• _Set tasks_:
1. Using the passage below on editing files in Perl, explain in one to three sentences why the regex engine keeps finding matches in $target_string after the file has been edited.
2. Please continue the passage below on editing files in Perl, starting after its final sentence.

* BEGIN Extract provided *

What is actually going on (and what I didn't realize on my first reading) is that you're reading a line from the input file into the $target_string variable, but once that line is in that variable, it never changes, regardless of whether you edit the file it came from, since the line was copied from the file into memory. That's why the regex engine continues to find matches in $target_string even after you've made the edit in the file.

The common pattern to use in Perl instead is to write an output file with the modified lines while reading the input file. Since in your code, you seem to want to do in-place edits of the file, see my node on that here. The slurp-then-spew approach is fairly easy if your files will always fit comfortably into memory; for line-by-line editing I might recommend my own module File::Replace (for examples of line-by-line editing, see the module's documentation instead of the aforementioned node).

* END Extract provided *
* BEGIN Data excerpt *

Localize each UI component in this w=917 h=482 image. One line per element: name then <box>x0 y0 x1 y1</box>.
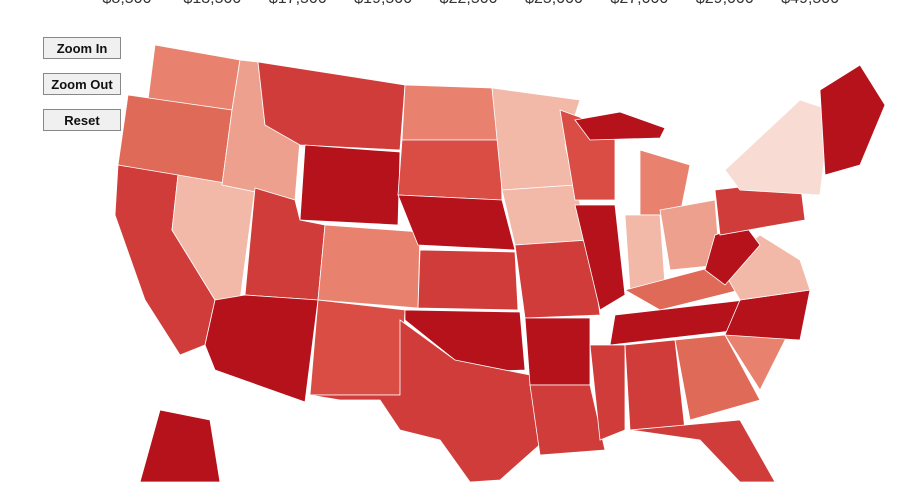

* END Data excerpt *

• _Results for the exercise_:
1. The line was copied from the input file into memory when it was read into $target_string, so the variable holds its own copy. Editing the file afterward does not change that copy, and the regex engine keeps matching against the unchanged string.

2.
In other words, instead of your edit_file calls, you'd do something like $target_string =~ s/$search/$replace_choice/gi, and then build your output file by writing out each $target_string line. However, there is still more trickyness here: If you have a line such as "Edit the whitelist by pressing the edit whitelist button." or something like that, then because of the /g modifier on that regex, you'd only be presented with the choice for what term to replace "whilelist" with once, and that replacement would be carried out for the entire line. I kind of doubt that's a desired behavior for you.

BTW, are you sure your search terms will always be on one line, or could strings like "whitelist entries" be split on two lines? That would also require an advanced approach.

These are examples for reasons why I asked for representative sample input along with the expected output for that input, and in this case representative also means that it should include all of such "interesting" cases. While I'd like to provide sample code or at least more specific advice on how to fix your code, without knowing the answers to questions like these, I run the risk of writing something that ends up not working on your actual data. Extensive test cases are very useful!

What I am currently thinking is that it should be possible to do something like s{ ($search) }{ get_replacement($1) }xeg where sub get_replacement does the prompting of the user and returns the replacement term (or the original string if the user doesn't want to replace). $search can even be a regex of all of the search terms, built dynamically.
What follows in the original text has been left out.